start

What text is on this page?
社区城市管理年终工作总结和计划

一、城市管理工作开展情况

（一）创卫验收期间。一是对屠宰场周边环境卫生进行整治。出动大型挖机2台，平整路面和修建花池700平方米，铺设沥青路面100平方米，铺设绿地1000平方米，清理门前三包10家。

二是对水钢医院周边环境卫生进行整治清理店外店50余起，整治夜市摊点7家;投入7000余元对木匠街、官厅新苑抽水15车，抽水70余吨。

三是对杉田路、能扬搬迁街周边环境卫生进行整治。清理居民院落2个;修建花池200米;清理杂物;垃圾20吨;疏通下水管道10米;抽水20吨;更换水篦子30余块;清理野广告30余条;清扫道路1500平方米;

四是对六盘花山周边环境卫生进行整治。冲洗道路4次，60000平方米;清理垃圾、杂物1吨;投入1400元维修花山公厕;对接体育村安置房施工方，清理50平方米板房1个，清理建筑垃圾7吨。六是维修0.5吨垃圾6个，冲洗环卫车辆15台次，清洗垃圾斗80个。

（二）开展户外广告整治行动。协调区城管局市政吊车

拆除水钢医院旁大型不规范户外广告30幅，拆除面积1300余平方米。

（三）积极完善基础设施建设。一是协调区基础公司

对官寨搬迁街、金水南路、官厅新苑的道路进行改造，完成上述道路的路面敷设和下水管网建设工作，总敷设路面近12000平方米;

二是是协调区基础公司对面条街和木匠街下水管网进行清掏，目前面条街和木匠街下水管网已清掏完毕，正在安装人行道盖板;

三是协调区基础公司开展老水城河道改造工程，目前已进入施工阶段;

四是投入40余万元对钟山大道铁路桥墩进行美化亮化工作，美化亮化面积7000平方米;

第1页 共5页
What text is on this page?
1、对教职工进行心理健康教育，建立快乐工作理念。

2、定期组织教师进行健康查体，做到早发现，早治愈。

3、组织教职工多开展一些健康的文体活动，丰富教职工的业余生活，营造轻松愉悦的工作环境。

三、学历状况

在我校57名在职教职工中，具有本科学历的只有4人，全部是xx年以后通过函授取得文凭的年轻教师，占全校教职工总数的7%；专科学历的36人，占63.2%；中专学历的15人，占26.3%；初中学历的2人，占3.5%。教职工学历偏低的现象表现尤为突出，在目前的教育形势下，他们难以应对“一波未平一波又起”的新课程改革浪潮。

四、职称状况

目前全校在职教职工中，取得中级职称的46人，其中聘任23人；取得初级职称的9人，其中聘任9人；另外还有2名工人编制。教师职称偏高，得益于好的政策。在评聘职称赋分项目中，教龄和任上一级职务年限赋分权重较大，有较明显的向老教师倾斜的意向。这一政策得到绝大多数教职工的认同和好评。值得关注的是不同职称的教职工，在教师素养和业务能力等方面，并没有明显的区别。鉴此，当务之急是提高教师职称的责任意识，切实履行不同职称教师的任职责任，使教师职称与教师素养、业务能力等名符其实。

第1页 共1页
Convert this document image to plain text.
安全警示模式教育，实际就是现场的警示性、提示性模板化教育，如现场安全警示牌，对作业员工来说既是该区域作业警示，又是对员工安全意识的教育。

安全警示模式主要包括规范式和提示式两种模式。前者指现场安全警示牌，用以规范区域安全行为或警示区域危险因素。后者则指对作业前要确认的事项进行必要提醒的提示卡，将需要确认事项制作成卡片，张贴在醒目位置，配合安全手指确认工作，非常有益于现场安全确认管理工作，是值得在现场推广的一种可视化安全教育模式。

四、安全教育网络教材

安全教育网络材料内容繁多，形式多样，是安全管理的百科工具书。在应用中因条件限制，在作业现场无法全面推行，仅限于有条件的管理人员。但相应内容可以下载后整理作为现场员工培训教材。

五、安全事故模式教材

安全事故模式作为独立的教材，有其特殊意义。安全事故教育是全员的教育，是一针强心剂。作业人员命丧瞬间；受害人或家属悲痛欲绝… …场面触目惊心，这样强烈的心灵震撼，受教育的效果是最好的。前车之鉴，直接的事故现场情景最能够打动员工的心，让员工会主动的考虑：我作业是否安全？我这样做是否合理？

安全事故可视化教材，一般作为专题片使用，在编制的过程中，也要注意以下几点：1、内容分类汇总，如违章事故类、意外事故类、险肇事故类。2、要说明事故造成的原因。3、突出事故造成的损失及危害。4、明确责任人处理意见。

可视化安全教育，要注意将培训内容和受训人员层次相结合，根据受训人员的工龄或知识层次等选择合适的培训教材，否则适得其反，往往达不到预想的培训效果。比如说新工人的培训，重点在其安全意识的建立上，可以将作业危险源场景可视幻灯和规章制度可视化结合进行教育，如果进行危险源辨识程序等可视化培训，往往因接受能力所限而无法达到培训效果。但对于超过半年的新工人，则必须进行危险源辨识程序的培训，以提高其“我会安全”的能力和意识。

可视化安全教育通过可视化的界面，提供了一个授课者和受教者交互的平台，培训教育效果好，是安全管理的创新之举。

end

Task details —
Print out the whole listing exactly as it appears.

Response to the task —
What text is on this page?
社区城市管理年终工作总结和计划

一、城市管理工作开展情况

（一）创卫验收期间。一是对屠宰场周边环境卫生进行整治。出动大型挖机2台，平整路面和修建花池700平方米，铺设沥青路面100平方米，铺设绿地1000平方米，清理门前三包10家。

二是对水钢医院周边环境卫生进行整治清理店外店50余起，整治夜市摊点7家;投入7000余元对木匠街、官厅新苑抽水15车，抽水70余吨。

三是对杉田路、能扬搬迁街周边环境卫生进行整治。清理居民院落2个;修建花池200米;清理杂物;垃圾20吨;疏通下水管道10米;抽水20吨;更换水篦子30余块;清理野广告30余条;清扫道路1500平方米;

四是对六盘花山周边环境卫生进行整治。冲洗道路4次，60000平方米;清理垃圾、杂物1吨;投入1400元维修花山公厕;对接体育村安置房施工方，清理50平方米板房1个，清理建筑垃圾7吨。六是维修0.5吨垃圾6个，冲洗环卫车辆15台次，清洗垃圾斗80个。

（二）开展户外广告整治行动。协调区城管局市政吊车

拆除水钢医院旁大型不规范户外广告30幅，拆除面积1300余平方米。

（三）积极完善基础设施建设。一是协调区基础公司

对官寨搬迁街、金水南路、官厅新苑的道路进行改造，完成上述道路的路面敷设和下水管网建设工作，总敷设路面近12000平方米;

二是是协调区基础公司对面条街和木匠街下水管网进行清掏，目前面条街和木匠街下水管网已清掏完毕，正在安装人行道盖板;

三是协调区基础公司开展老水城河道改造工程，目前已进入施工阶段;

四是投入40余万元对钟山大道铁路桥墩进行美化亮化工作，美化亮化面积7000平方米;

第1页 共5页
What text is on this page?
1、对教职工进行心理健康教育，建立快乐工作理念。

2、定期组织教师进行健康查体，做到早发现，早治愈。

3、组织教职工多开展一些健康的文体活动，丰富教职工的业余生活，营造轻松愉悦的工作环境。

三、学历状况

在我校57名在职教职工中，具有本科学历的只有4人，全部是xx年以后通过函授取得文凭的年轻教师，占全校教职工总数的7%；专科学历的36人，占63.2%；中专学历的15人，占26.3%；初中学历的2人，占3.5%。教职工学历偏低的现象表现尤为突出，在目前的教育形势下，他们难以应对“一波未平一波又起”的新课程改革浪潮。

四、职称状况

目前全校在职教职工中，取得中级职称的46人，其中聘任23人；取得初级职称的9人，其中聘任9人；另外还有2名工人编制。教师职称偏高，得益于好的政策。在评聘职称赋分项目中，教龄和任上一级职务年限赋分权重较大，有较明显的向老教师倾斜的意向。这一政策得到绝大多数教职工的认同和好评。值得关注的是不同职称的教职工，在教师素养和业务能力等方面，并没有明显的区别。鉴此，当务之急是提高教师职称的责任意识，切实履行不同职称教师的任职责任，使教师职称与教师素养、业务能力等名符其实。

第1页 共1页
Convert this document image to plain text.
安全警示模式教育，实际就是现场的警示性、提示性模板化教育，如现场安全警示牌，对作业员工来说既是该区域作业警示，又是对员工安全意识的教育。

安全警示模式主要包括规范式和提示式两种模式。前者指现场安全警示牌，用以规范区域安全行为或警示区域危险因素。后者则指对作业前要确认的事项进行必要提醒的提示卡，将需要确认事项制作成卡片，张贴在醒目位置，配合安全手指确认工作，非常有益于现场安全确认管理工作，是值得在现场推广的一种可视化安全教育模式。

四、安全教育网络教材

安全教育网络材料内容繁多，形式多样，是安全管理的百科工具书。在应用中因条件限制，在作业现场无法全面推行，仅限于有条件的管理人员。但相应内容可以下载后整理作为现场员工培训教材。

五、安全事故模式教材

安全事故模式作为独立的教材，有其特殊意义。安全事故教育是全员的教育，是一针强心剂。作业人员命丧瞬间；受害人或家属悲痛欲绝… …场面触目惊心，这样强烈的心灵震撼，受教育的效果是最好的。前车之鉴，直接的事故现场情景最能够打动员工的心，让员工会主动的考虑：我作业是否安全？我这样做是否合理？

安全事故可视化教材，一般作为专题片使用，在编制的过程中，也要注意以下几点：1、内容分类汇总，如违章事故类、意外事故类、险肇事故类。2、要说明事故造成的原因。3、突出事故造成的损失及危害。4、明确责任人处理意见。

可视化安全教育，要注意将培训内容和受训人员层次相结合，根据受训人员的工龄或知识层次等选择合适的培训教材，否则适得其反，往往达不到预想的培训效果。比如说新工人的培训，重点在其安全意识的建立上，可以将作业危险源场景可视幻灯和规章制度可视化结合进行教育，如果进行危险源辨识程序等可视化培训，往往因接受能力所限而无法达到培训效果。但对于超过半年的新工人，则必须进行危险源辨识程序的培训，以提高其“我会安全”的能力和意识。

可视化安全教育通过可视化的界面，提供了一个授课者和受教者交互的平台，培训教育效果好，是安全管理的创新之举。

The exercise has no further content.